Task requirements ->
Return the records in full, exactly as given.
** Start of Information shown **
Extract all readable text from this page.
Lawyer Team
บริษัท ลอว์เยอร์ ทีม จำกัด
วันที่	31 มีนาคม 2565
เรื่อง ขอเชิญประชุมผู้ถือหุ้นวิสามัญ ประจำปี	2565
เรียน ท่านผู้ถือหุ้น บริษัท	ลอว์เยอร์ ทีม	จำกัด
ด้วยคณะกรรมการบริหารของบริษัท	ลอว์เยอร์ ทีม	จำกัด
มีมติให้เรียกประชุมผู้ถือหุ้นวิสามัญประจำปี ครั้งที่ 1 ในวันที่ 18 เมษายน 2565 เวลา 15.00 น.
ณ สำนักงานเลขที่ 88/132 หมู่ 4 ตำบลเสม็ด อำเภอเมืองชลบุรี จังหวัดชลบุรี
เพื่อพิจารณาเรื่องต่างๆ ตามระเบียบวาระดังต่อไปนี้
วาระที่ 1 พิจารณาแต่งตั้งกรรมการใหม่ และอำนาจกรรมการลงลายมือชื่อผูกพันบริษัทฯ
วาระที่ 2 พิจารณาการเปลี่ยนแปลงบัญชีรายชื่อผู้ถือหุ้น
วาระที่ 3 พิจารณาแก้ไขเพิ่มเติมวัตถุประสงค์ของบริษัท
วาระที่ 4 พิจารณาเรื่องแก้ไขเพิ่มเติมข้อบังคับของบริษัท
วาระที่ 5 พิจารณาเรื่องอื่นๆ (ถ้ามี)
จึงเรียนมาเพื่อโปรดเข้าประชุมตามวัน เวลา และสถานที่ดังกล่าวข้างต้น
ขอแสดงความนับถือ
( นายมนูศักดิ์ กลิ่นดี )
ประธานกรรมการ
** End of Information shown **
Answer below ->
Extract all readable text from this page.
Lawyer Team
บริษัท ลอว์เยอร์ ทีม จำกัด
วันที่	31 มีนาคม 2565
เรื่อง ขอเชิญประชุมผู้ถือหุ้นวิสามัญ ประจำปี	2565
เรียน ท่านผู้ถือหุ้น บริษัท	ลอว์เยอร์ ทีม	จำกัด
ด้วยคณะกรรมการบริหารของบริษัท	ลอว์เยอร์ ทีม	จำกัด
มีมติให้เรียกประชุมผู้ถือหุ้นวิสามัญประจำปี ครั้งที่ 1 ในวันที่ 18 เมษายน 2565 เวลา 15.00 น.
ณ สำนักงานเลขที่ 88/132 หมู่ 4 ตำบลเสม็ด อำเภอเมืองชลบุรี จังหวัดชลบุรี
เพื่อพิจารณาเรื่องต่างๆ ตามระเบียบวาระดังต่อไปนี้
วาระที่ 1 พิจารณาแต่งตั้งกรรมการใหม่ และอำนาจกรรมการลงลายมือชื่อผูกพันบริษัทฯ
วาระที่ 2 พิจารณาการเปลี่ยนแปลงบัญชีรายชื่อผู้ถือหุ้น
วาระที่ 3 พิจารณาแก้ไขเพิ่มเติมวัตถุประสงค์ของบริษัท
วาระที่ 4 พิจารณาเรื่องแก้ไขเพิ่มเติมข้อบังคับของบริษัท
วาระที่ 5 พิจารณาเรื่องอื่นๆ (ถ้ามี)
จึงเรียนมาเพื่อโปรดเข้าประชุมตามวัน เวลา และสถานที่ดังกล่าวข้างต้น
ขอแสดงความนับถือ
( นายมนูศักดิ์ กลิ่นดี )
ประธานกรรมการ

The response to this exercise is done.